◆ **To do**: Return each line of the records holding the string "Citrate".

◆ **Task material**:
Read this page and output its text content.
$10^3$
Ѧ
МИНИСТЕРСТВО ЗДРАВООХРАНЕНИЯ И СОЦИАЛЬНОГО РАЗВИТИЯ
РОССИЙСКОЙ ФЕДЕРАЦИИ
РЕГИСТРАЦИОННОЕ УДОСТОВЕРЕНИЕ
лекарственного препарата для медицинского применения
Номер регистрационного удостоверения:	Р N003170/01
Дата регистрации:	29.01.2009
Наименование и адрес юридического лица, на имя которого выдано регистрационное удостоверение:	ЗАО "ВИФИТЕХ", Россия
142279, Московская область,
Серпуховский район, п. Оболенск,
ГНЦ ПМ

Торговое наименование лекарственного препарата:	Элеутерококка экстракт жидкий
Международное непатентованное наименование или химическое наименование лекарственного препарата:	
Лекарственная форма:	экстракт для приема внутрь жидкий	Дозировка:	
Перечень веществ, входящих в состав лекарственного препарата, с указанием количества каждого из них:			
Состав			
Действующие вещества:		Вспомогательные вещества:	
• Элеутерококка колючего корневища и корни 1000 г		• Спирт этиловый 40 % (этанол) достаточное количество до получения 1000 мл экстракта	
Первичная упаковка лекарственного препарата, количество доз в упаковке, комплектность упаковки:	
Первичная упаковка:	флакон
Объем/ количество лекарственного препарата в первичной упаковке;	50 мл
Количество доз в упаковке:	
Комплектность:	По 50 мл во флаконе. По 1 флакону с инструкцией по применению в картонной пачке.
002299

...

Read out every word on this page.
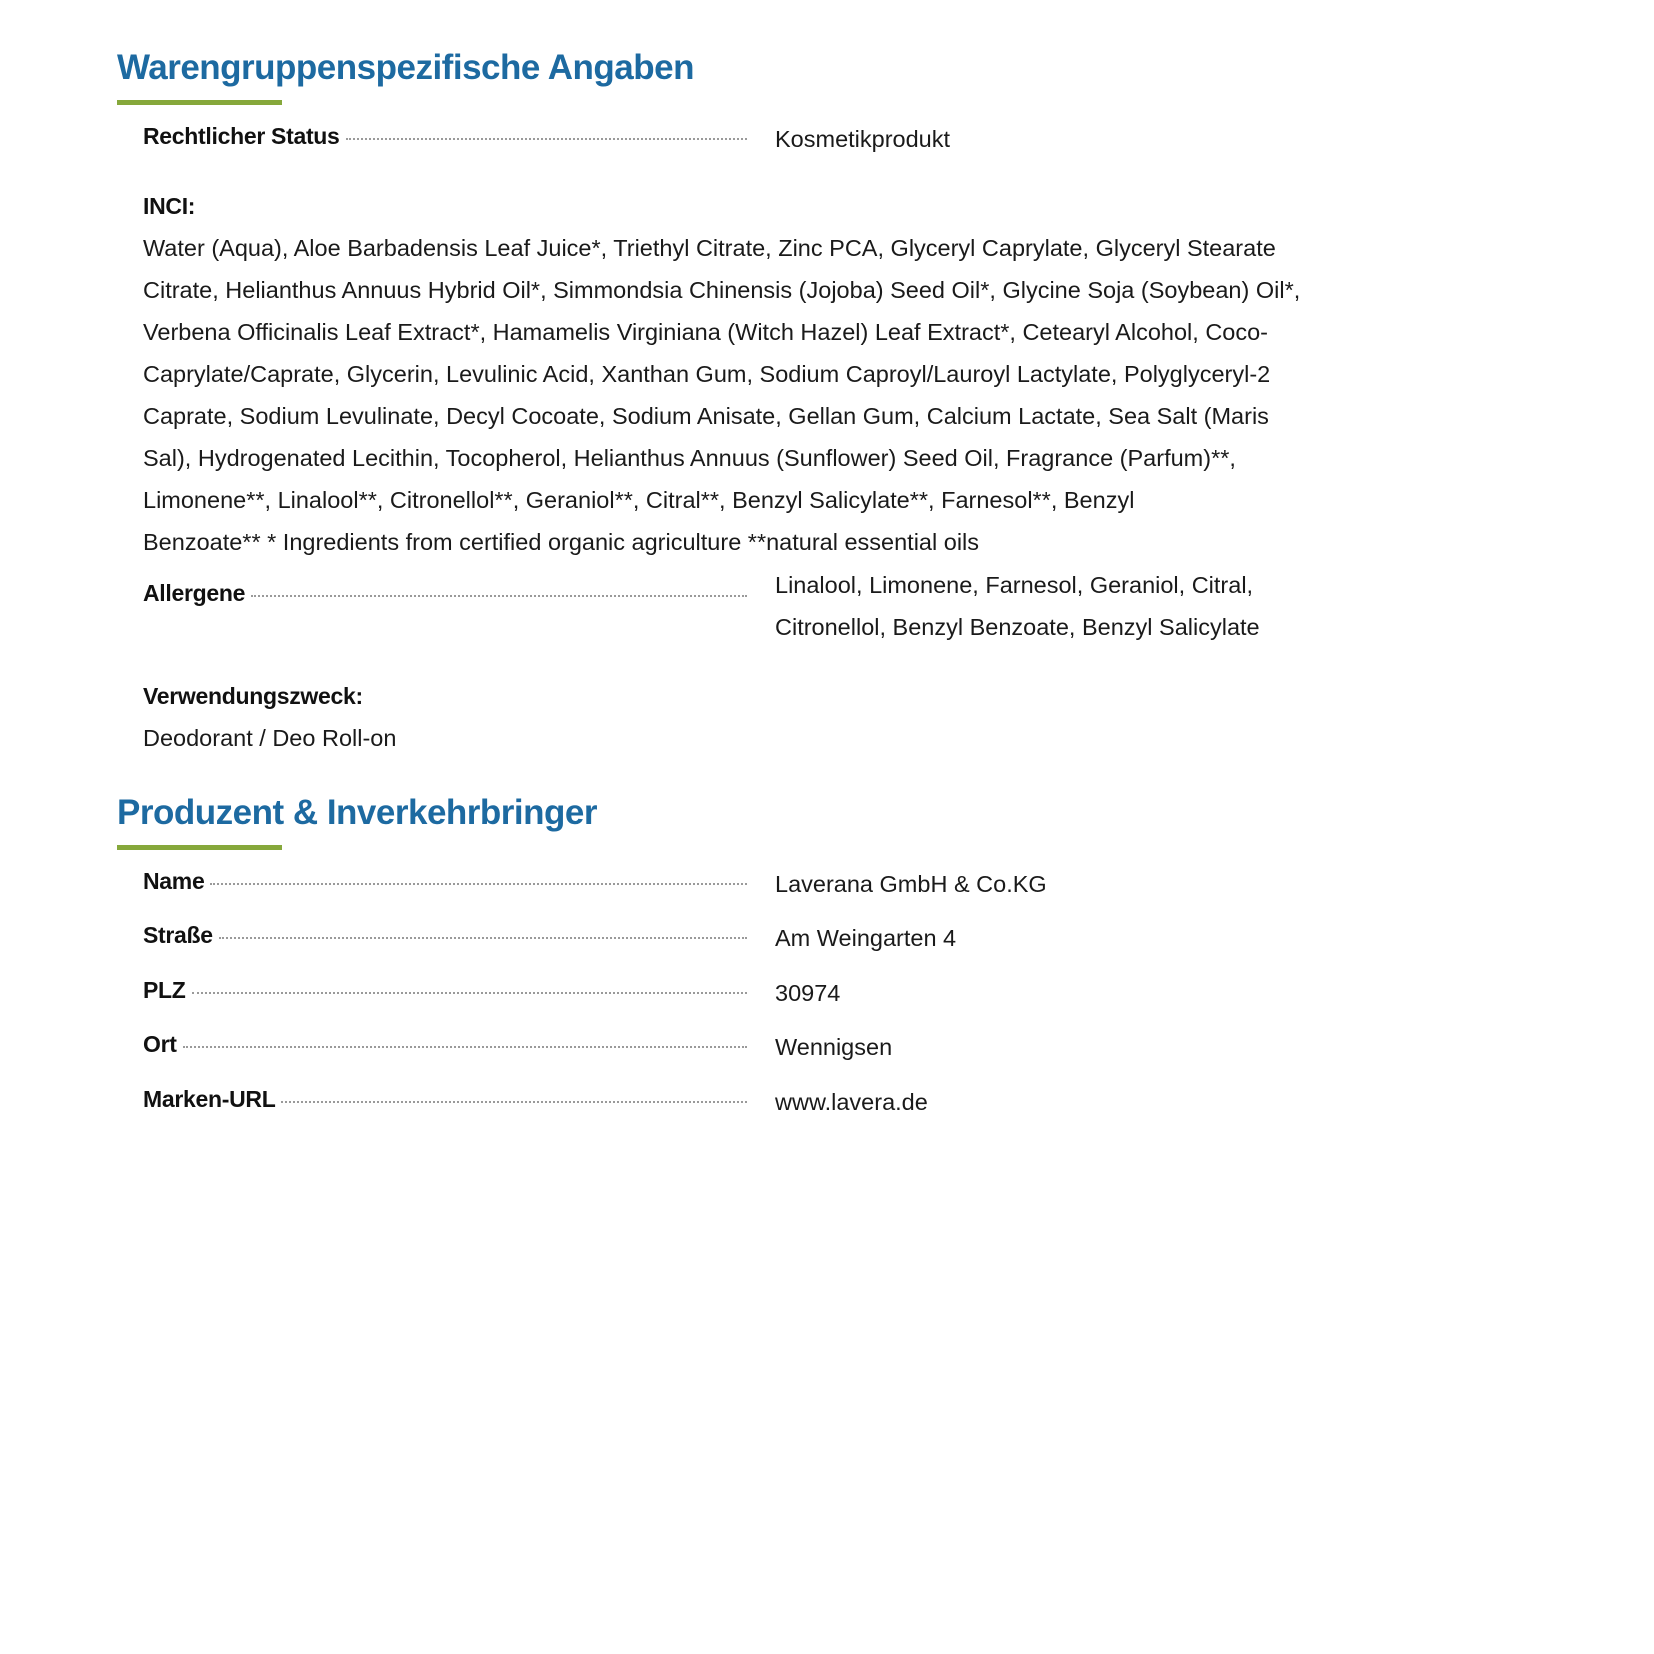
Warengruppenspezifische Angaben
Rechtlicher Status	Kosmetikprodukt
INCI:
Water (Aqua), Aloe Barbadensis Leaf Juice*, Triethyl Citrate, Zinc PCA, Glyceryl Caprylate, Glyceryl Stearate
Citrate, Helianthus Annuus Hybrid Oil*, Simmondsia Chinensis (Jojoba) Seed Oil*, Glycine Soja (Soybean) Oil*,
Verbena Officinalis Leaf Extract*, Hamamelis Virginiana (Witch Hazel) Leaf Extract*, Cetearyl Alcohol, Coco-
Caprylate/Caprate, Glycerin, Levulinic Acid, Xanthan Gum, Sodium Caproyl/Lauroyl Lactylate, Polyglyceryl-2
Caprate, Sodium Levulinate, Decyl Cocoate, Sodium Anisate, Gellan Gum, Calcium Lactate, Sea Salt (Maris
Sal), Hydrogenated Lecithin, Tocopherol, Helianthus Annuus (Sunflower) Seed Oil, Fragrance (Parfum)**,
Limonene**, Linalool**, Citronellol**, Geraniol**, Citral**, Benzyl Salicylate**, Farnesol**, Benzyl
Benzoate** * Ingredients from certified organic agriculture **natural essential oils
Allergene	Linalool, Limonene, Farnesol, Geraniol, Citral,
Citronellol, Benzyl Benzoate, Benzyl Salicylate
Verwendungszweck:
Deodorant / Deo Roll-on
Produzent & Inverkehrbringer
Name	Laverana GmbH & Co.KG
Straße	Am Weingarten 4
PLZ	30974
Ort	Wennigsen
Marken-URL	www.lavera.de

* * *

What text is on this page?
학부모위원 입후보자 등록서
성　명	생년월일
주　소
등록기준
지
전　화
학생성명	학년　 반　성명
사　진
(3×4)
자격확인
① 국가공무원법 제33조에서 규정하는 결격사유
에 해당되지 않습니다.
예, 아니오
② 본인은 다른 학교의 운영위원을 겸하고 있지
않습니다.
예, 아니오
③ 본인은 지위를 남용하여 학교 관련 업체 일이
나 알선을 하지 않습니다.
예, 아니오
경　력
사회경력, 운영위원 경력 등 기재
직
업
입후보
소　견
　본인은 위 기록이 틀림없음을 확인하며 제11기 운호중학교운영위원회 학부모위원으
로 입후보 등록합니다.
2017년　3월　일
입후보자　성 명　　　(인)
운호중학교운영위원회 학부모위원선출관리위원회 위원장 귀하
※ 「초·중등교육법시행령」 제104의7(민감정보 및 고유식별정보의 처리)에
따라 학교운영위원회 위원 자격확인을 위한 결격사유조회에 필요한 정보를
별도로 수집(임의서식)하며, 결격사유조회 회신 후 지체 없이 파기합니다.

◆ **Full response**:
Water (Aqua), Aloe Barbadensis Leaf Juice*, Triethyl Citrate, Zinc PCA, Glyceryl Caprylate, Glyceryl Stearate
Citrate, Helianthus Annuus Hybrid Oil*, Simmondsia Chinensis (Jojoba) Seed Oil*, Glycine Soja (Soybean) Oil*,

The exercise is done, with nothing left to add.